▶ _Short exercise_
Identify the lines that contain the string "xlabel", then copy each of them.

▶ _Records to process_
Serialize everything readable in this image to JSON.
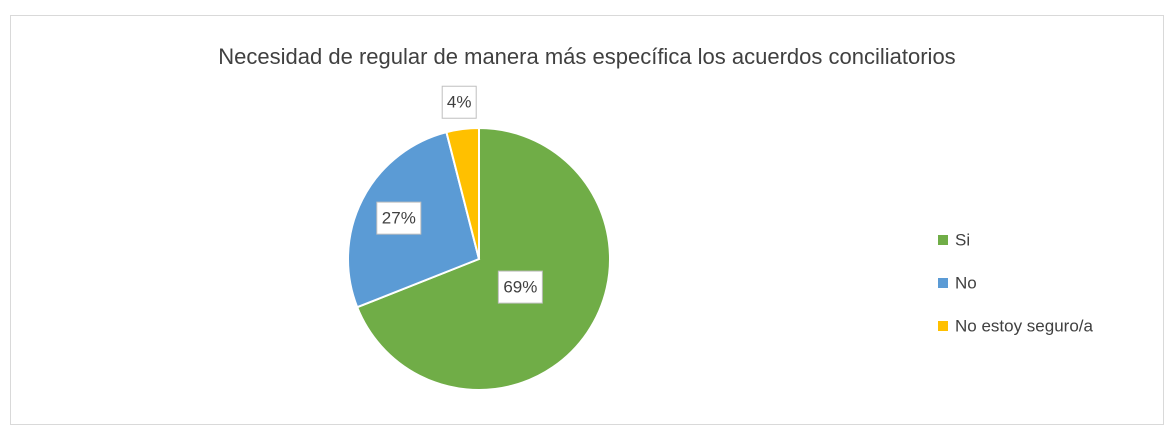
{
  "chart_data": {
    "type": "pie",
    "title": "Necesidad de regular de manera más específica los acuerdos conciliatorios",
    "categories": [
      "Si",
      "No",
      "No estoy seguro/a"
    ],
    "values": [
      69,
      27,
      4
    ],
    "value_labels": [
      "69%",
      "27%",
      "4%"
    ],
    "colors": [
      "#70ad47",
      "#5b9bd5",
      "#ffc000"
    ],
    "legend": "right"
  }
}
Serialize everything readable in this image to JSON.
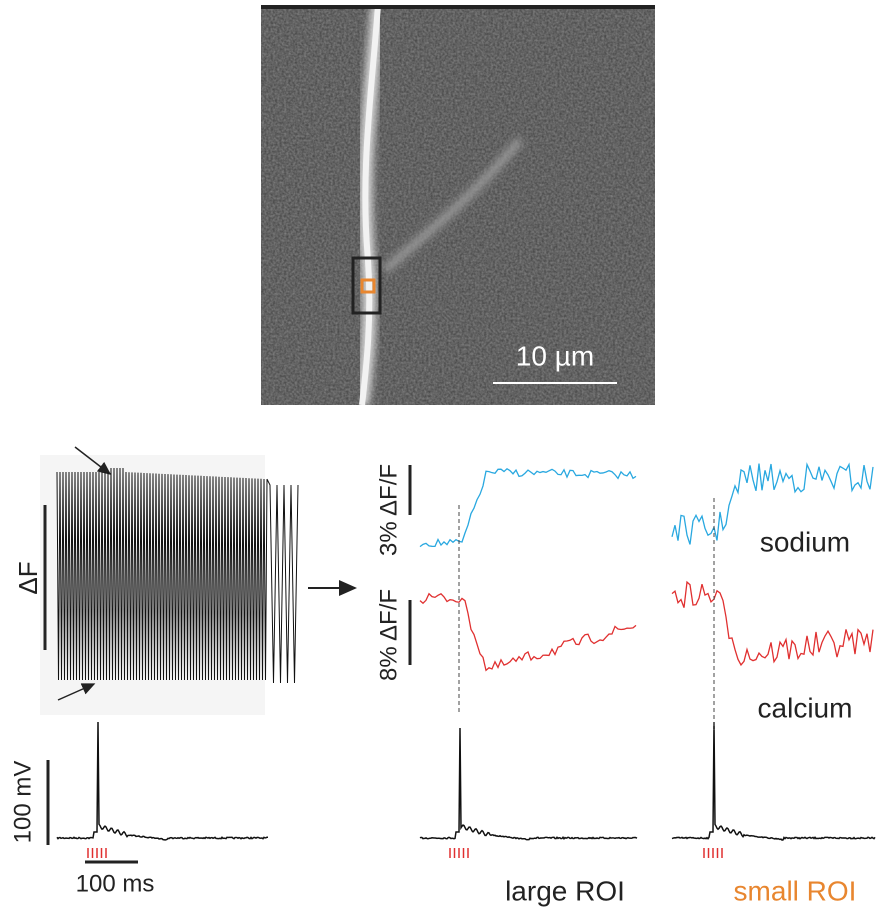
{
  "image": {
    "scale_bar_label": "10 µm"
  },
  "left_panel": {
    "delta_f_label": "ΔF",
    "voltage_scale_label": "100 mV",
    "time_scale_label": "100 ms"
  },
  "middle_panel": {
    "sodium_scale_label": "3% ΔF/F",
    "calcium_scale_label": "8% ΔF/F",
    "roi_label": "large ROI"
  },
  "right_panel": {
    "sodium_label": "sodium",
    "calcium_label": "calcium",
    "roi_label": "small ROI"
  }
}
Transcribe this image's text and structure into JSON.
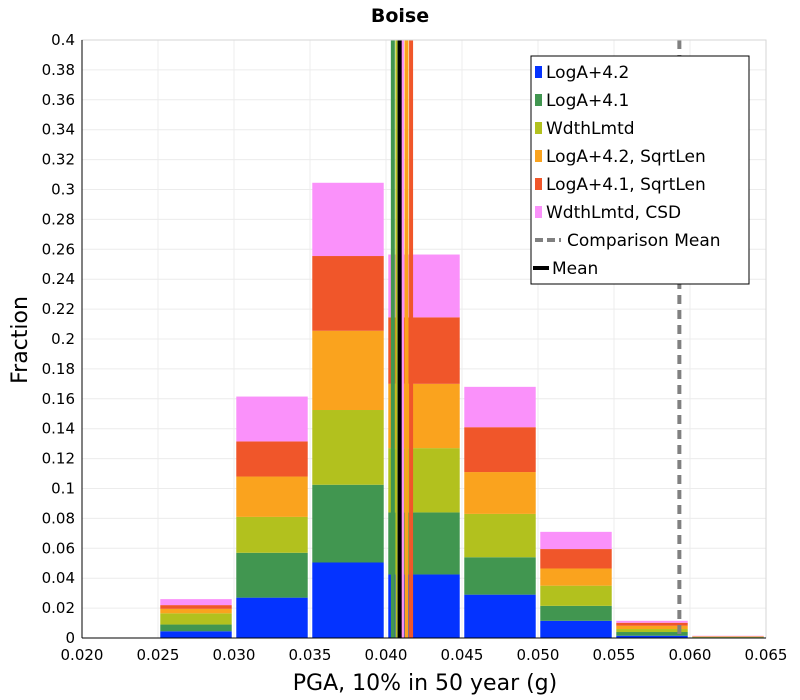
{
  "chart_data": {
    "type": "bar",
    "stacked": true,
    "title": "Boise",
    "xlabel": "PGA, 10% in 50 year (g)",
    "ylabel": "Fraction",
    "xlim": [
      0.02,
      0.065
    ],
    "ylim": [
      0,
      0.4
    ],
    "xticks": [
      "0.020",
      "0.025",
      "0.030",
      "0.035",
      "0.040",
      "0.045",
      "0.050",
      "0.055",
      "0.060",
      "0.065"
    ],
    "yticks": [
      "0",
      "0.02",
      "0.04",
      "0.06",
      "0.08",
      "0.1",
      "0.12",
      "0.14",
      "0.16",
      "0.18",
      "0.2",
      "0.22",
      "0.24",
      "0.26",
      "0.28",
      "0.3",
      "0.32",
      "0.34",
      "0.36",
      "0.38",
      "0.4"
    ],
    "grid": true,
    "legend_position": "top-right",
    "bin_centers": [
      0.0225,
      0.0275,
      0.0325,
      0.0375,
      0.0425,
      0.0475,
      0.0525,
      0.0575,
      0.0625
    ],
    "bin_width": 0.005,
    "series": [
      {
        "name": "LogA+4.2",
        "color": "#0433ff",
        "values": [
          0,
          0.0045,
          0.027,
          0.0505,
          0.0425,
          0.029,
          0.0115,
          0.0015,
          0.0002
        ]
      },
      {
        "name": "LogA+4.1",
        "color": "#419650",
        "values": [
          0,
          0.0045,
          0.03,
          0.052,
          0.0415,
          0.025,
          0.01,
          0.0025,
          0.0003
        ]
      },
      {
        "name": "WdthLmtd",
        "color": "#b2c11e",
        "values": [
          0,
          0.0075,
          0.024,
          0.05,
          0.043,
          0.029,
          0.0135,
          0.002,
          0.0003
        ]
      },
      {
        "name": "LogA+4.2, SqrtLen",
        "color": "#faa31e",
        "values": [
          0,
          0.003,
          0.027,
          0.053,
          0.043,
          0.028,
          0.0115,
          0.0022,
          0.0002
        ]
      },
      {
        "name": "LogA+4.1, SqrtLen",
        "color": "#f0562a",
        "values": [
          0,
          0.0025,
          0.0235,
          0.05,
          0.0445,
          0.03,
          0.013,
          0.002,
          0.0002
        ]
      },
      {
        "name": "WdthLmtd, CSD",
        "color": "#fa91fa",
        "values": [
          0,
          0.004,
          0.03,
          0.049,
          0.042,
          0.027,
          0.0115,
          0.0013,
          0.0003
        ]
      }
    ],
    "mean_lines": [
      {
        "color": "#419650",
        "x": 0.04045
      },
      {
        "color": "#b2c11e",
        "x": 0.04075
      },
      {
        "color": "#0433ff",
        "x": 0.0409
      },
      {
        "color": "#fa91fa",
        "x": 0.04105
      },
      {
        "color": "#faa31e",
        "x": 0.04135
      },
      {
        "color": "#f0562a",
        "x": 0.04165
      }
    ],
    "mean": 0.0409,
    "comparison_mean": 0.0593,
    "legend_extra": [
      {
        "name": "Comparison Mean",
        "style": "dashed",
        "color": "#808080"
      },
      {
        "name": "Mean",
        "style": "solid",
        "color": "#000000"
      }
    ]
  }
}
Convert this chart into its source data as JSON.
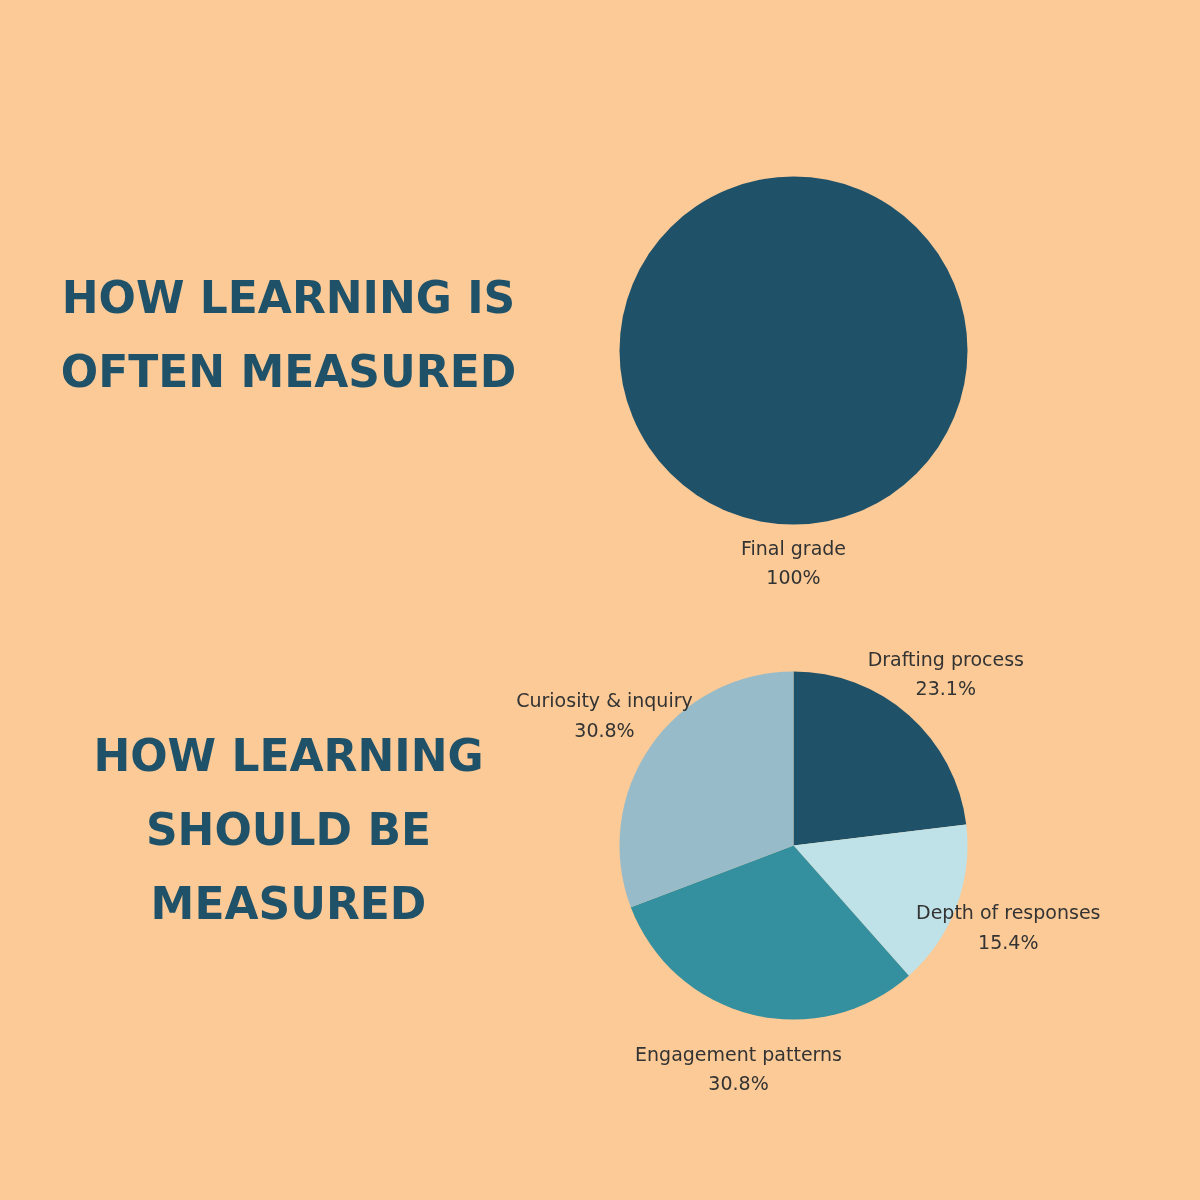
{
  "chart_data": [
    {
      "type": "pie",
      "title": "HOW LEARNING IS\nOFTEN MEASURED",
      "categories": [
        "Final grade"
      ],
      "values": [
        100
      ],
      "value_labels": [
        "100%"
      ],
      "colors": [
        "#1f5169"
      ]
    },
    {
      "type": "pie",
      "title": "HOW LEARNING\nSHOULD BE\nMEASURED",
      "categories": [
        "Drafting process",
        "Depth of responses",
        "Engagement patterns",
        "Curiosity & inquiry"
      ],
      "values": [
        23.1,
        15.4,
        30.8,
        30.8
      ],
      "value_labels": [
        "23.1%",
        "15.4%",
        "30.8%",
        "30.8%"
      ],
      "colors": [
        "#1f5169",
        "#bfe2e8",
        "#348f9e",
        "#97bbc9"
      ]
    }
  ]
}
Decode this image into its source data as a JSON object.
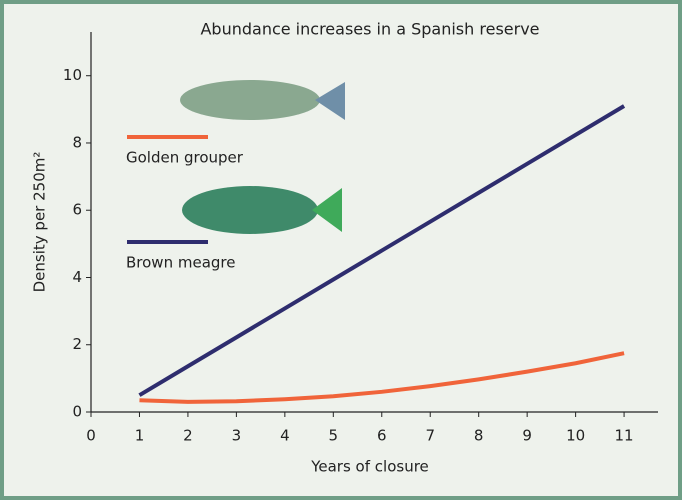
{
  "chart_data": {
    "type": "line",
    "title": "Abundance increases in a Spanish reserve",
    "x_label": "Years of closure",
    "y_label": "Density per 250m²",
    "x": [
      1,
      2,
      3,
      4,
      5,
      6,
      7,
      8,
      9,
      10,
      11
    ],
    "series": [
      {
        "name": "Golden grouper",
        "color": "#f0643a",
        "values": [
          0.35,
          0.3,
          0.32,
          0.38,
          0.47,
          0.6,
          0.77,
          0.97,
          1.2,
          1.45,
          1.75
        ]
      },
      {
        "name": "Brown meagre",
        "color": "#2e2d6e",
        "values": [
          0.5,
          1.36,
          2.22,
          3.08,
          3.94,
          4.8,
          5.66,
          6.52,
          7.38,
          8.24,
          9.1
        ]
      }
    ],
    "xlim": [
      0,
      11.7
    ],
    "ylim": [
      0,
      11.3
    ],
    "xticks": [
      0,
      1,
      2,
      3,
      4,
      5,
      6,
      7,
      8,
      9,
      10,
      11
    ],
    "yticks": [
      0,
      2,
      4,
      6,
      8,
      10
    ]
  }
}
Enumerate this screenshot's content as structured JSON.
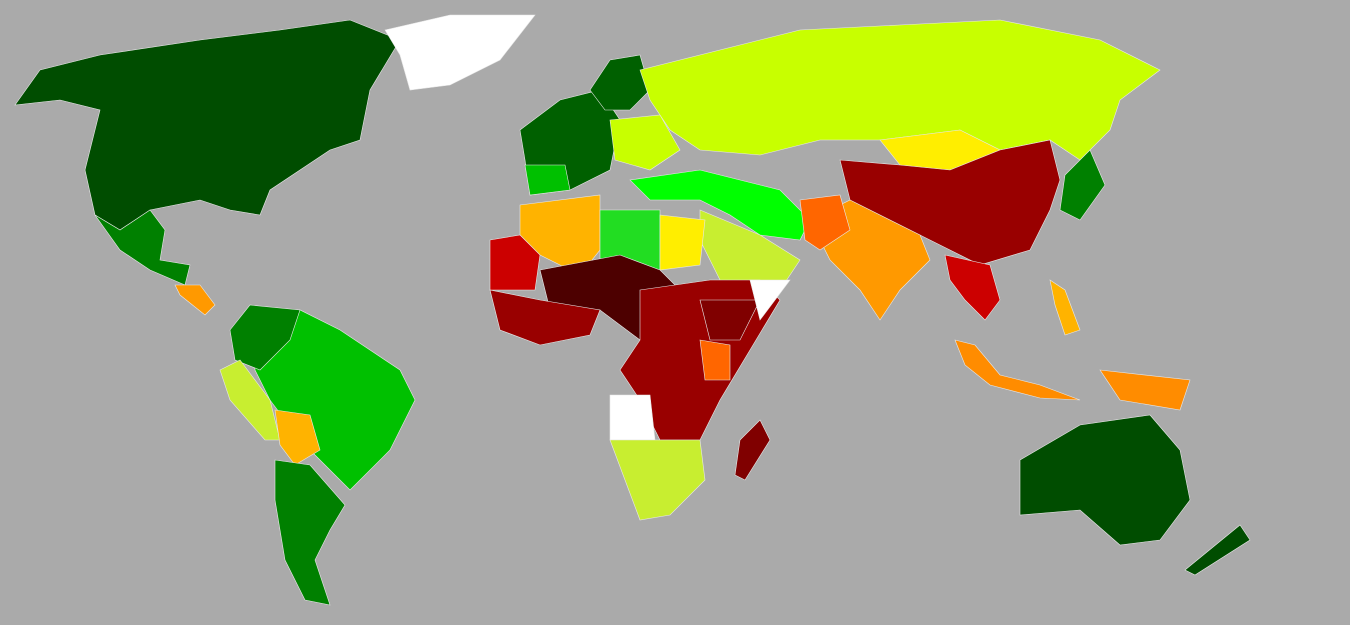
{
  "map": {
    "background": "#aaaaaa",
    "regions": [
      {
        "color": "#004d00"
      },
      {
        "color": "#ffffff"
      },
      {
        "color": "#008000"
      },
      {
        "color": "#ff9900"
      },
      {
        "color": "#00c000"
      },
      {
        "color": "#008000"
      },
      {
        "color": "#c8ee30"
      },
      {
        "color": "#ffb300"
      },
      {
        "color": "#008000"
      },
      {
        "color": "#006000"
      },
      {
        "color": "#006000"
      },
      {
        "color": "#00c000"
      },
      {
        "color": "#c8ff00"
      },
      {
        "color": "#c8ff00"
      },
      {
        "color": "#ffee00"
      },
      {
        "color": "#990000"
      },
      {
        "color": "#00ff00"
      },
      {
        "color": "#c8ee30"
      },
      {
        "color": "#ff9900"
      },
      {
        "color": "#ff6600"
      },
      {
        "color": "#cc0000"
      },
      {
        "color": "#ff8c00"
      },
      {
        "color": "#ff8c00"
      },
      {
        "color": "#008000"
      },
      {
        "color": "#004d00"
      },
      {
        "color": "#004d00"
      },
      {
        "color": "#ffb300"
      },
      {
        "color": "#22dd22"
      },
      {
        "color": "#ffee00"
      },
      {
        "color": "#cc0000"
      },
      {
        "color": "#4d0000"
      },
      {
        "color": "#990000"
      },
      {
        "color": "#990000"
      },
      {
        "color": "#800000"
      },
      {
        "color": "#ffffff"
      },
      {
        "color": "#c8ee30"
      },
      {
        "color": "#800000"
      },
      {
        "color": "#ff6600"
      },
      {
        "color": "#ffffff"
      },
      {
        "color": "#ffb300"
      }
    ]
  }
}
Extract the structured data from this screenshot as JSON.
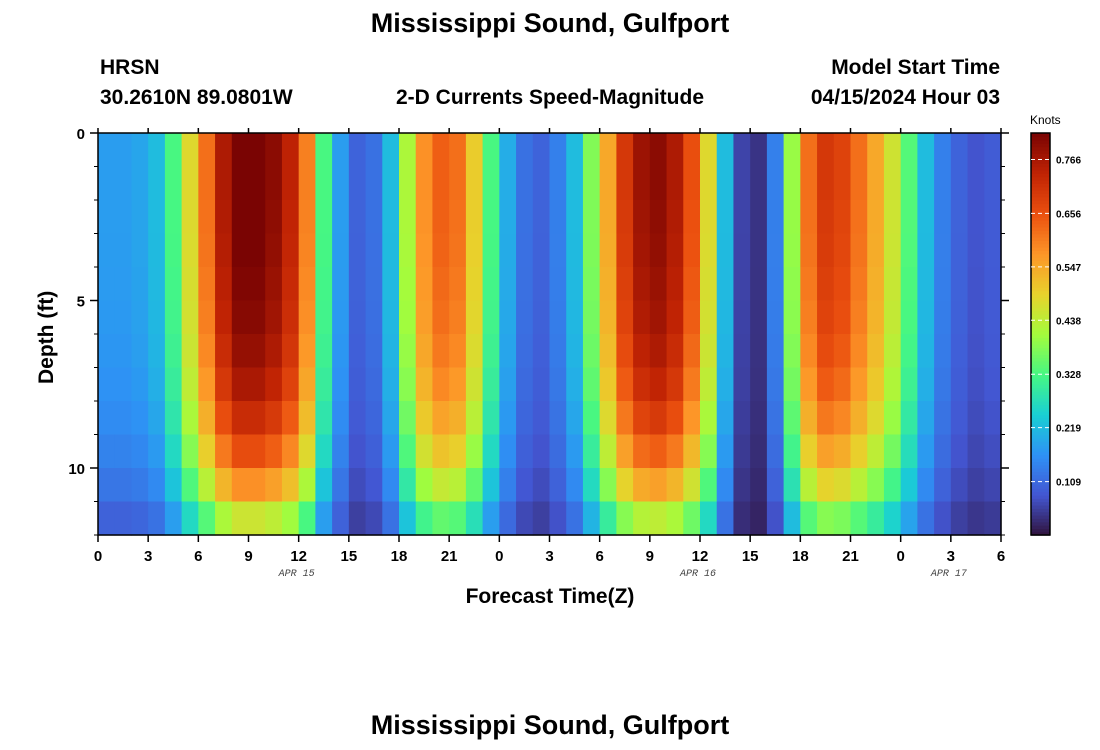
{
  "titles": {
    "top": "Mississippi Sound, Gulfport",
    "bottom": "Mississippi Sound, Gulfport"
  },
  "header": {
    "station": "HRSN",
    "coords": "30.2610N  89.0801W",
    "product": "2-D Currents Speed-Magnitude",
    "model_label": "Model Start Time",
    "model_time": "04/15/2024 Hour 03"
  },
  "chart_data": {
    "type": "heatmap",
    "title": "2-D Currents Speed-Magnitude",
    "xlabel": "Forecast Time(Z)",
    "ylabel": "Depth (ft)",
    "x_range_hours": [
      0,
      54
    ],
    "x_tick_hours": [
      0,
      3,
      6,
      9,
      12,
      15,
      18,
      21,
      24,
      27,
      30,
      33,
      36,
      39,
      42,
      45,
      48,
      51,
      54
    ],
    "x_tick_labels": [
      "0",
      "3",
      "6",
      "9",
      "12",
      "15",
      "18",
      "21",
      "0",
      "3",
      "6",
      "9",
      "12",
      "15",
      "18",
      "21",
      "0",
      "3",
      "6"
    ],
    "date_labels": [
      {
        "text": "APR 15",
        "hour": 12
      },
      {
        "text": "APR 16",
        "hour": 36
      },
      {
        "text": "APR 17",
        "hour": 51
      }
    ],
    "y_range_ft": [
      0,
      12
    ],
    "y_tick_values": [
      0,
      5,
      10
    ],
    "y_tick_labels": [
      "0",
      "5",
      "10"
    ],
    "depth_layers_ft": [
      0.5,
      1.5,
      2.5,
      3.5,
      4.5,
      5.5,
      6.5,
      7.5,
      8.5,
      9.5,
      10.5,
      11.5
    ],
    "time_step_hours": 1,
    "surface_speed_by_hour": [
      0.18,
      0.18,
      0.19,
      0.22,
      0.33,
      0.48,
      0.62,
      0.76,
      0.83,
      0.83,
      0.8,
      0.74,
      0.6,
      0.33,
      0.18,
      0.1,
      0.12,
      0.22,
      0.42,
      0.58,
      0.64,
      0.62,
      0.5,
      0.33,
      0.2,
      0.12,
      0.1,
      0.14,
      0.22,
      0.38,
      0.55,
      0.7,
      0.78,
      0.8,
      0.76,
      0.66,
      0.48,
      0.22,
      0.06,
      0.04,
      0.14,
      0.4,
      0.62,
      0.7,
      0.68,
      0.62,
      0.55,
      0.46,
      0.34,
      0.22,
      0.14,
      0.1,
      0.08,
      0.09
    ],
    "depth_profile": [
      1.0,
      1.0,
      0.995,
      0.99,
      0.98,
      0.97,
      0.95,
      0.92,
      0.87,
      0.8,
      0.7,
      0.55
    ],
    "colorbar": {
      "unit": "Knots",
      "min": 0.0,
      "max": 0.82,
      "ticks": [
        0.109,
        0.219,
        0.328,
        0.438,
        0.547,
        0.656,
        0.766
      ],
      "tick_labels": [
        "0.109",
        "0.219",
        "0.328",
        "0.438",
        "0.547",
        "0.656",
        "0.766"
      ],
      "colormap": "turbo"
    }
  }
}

▶ _Answer to the task_
    "xlabel": "PGA, 10% in 50 year (g)",
    "xlabel": "Forecast Time(Z)",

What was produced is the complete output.